**Exercise requirements**. Please give the data again in full, exactly as provided.
---- Data shown
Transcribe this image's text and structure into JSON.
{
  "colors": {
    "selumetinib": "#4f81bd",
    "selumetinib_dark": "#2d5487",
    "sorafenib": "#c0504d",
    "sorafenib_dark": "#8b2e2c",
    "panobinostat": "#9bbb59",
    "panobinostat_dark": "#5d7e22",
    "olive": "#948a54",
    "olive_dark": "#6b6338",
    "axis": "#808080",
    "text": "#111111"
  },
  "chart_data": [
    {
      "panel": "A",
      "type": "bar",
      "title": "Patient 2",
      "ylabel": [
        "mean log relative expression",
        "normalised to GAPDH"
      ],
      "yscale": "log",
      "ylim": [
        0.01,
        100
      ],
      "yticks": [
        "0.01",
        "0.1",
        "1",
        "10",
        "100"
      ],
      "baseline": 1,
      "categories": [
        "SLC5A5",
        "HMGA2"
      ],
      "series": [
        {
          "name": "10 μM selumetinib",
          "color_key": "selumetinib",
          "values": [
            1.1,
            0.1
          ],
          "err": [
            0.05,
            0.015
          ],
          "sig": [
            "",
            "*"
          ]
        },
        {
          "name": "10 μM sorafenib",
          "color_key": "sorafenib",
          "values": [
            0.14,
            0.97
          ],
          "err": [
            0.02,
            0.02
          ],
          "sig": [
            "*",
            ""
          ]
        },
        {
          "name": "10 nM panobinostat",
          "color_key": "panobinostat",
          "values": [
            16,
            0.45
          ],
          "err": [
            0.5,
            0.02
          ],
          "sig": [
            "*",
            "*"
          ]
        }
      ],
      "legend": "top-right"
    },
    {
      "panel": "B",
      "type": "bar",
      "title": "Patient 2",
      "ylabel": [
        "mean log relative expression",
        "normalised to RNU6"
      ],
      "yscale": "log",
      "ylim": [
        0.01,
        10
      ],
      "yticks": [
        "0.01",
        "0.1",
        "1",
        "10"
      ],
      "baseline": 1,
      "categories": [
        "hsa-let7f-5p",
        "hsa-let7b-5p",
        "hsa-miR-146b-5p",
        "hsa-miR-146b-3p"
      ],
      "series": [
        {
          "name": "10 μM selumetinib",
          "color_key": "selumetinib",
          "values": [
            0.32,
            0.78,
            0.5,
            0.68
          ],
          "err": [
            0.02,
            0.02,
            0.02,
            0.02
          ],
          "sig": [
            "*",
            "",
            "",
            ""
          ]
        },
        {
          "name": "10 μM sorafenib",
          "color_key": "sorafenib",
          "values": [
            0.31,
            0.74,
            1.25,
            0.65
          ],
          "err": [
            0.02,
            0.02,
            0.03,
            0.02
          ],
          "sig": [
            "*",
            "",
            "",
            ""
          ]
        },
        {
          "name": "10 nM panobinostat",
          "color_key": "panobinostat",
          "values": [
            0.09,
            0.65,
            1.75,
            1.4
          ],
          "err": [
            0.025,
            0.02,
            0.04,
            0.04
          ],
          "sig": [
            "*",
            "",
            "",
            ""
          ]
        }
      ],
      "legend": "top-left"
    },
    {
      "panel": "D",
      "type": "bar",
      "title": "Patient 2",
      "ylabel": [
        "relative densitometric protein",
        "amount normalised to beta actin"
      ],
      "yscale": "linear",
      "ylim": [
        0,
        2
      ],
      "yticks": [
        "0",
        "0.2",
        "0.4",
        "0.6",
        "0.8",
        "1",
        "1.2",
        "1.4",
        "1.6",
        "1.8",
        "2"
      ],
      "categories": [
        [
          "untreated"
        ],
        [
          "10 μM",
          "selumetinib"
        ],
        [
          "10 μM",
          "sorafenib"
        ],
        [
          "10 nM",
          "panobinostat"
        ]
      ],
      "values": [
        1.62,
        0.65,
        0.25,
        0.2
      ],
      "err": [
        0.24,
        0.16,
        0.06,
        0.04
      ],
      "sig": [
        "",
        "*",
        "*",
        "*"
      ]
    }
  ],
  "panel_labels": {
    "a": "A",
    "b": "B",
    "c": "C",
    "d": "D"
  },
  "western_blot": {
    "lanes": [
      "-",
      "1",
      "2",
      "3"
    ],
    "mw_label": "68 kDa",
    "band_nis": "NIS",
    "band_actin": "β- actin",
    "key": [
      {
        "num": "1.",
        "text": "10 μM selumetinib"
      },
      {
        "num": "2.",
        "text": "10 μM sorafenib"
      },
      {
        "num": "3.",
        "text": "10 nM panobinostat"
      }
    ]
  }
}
--------
**Response**.
Transcribe this image's text and structure into JSON.
{
  "colors": {
    "selumetinib": "#4f81bd",
    "selumetinib_dark": "#2d5487",
    "sorafenib": "#c0504d",
    "sorafenib_dark": "#8b2e2c",
    "panobinostat": "#9bbb59",
    "panobinostat_dark": "#5d7e22",
    "olive": "#948a54",
    "olive_dark": "#6b6338",
    "axis": "#808080",
    "text": "#111111"
  },
  "chart_data": [
    {
      "panel": "A",
      "type": "bar",
      "title": "Patient 2",
      "ylabel": [
        "mean log relative expression",
        "normalised to GAPDH"
      ],
      "yscale": "log",
      "ylim": [
        0.01,
        100
      ],
      "yticks": [
        "0.01",
        "0.1",
        "1",
        "10",
        "100"
      ],
      "baseline": 1,
      "categories": [
        "SLC5A5",
        "HMGA2"
      ],
      "series": [
        {
          "name": "10 μM selumetinib",
          "color_key": "selumetinib",
          "values": [
            1.1,
            0.1
          ],
          "err": [
            0.05,
            0.015
          ],
          "sig": [
            "",
            "*"
          ]
        },
        {
          "name": "10 μM sorafenib",
          "color_key": "sorafenib",
          "values": [
            0.14,
            0.97
          ],
          "err": [
            0.02,
            0.02
          ],
          "sig": [
            "*",
            ""
          ]
        },
        {
          "name": "10 nM panobinostat",
          "color_key": "panobinostat",
          "values": [
            16,
            0.45
          ],
          "err": [
            0.5,
            0.02
          ],
          "sig": [
            "*",
            "*"
          ]
        }
      ],
      "legend": "top-right"
    },
    {
      "panel": "B",
      "type": "bar",
      "title": "Patient 2",
      "ylabel": [
        "mean log relative expression",
        "normalised to RNU6"
      ],
      "yscale": "log",
      "ylim": [
        0.01,
        10
      ],
      "yticks": [
        "0.01",
        "0.1",
        "1",
        "10"
      ],
      "baseline": 1,
      "categories": [
        "hsa-let7f-5p",
        "hsa-let7b-5p",
        "hsa-miR-146b-5p",
        "hsa-miR-146b-3p"
      ],
      "series": [
        {
          "name": "10 μM selumetinib",
          "color_key": "selumetinib",
          "values": [
            0.32,
            0.78,
            0.5,
            0.68
          ],
          "err": [
            0.02,
            0.02,
            0.02,
            0.02
          ],
          "sig": [
            "*",
            "",
            "",
            ""
          ]
        },
        {
          "name": "10 μM sorafenib",
          "color_key": "sorafenib",
          "values": [
            0.31,
            0.74,
            1.25,
            0.65
          ],
          "err": [
            0.02,
            0.02,
            0.03,
            0.02
          ],
          "sig": [
            "*",
            "",
            "",
            ""
          ]
        },
        {
          "name": "10 nM panobinostat",
          "color_key": "panobinostat",
          "values": [
            0.09,
            0.65,
            1.75,
            1.4
          ],
          "err": [
            0.025,
            0.02,
            0.04,
            0.04
          ],
          "sig": [
            "*",
            "",
            "",
            ""
          ]
        }
      ],
      "legend": "top-left"
    },
    {
      "panel": "D",
      "type": "bar",
      "title": "Patient 2",
      "ylabel": [
        "relative densitometric protein",
        "amount normalised to beta actin"
      ],
      "yscale": "linear",
      "ylim": [
        0,
        2
      ],
      "yticks": [
        "0",
        "0.2",
        "0.4",
        "0.6",
        "0.8",
        "1",
        "1.2",
        "1.4",
        "1.6",
        "1.8",
        "2"
      ],
      "categories": [
        [
          "untreated"
        ],
        [
          "10 μM",
          "selumetinib"
        ],
        [
          "10 μM",
          "sorafenib"
        ],
        [
          "10 nM",
          "panobinostat"
        ]
      ],
      "values": [
        1.62,
        0.65,
        0.25,
        0.2
      ],
      "err": [
        0.24,
        0.16,
        0.06,
        0.04
      ],
      "sig": [
        "",
        "*",
        "*",
        "*"
      ]
    }
  ],
  "panel_labels": {
    "a": "A",
    "b": "B",
    "c": "C",
    "d": "D"
  },
  "western_blot": {
    "lanes": [
      "-",
      "1",
      "2",
      "3"
    ],
    "mw_label": "68 kDa",
    "band_nis": "NIS",
    "band_actin": "β- actin",
    "key": [
      {
        "num": "1.",
        "text": "10 μM selumetinib"
      },
      {
        "num": "2.",
        "text": "10 μM sorafenib"
      },
      {
        "num": "3.",
        "text": "10 nM panobinostat"
      }
    ]
  }
}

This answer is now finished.